Give the number of lines in the records below that include "novembre". Reply with that number alone.
* begin *
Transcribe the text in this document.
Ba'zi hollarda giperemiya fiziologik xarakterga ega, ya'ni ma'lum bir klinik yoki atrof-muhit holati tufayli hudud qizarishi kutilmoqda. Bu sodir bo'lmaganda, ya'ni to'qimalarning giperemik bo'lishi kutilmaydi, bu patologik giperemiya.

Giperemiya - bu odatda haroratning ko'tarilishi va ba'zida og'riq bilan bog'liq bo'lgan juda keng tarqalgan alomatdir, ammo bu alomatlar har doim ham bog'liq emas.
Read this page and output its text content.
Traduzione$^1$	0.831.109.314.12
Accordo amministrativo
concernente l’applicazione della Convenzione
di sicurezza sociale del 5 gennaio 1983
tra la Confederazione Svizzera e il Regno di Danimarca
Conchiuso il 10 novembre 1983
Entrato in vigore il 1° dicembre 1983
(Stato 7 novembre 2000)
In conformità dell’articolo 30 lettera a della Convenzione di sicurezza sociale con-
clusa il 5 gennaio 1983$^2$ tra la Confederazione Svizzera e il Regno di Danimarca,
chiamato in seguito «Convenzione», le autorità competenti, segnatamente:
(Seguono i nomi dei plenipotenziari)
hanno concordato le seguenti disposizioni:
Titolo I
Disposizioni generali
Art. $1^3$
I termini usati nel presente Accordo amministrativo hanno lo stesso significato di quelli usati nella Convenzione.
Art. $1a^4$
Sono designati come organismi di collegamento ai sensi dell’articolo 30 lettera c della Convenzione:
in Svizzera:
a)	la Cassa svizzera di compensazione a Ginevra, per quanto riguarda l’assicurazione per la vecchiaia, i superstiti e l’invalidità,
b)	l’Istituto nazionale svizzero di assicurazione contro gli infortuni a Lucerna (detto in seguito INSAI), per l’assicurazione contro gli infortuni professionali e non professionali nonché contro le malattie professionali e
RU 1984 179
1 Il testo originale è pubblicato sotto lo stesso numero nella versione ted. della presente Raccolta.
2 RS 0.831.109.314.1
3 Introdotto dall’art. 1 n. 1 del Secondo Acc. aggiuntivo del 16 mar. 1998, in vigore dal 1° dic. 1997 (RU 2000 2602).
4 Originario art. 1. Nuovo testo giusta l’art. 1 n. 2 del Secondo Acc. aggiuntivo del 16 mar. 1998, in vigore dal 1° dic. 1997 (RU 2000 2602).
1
* end *
THE ANSWER:
2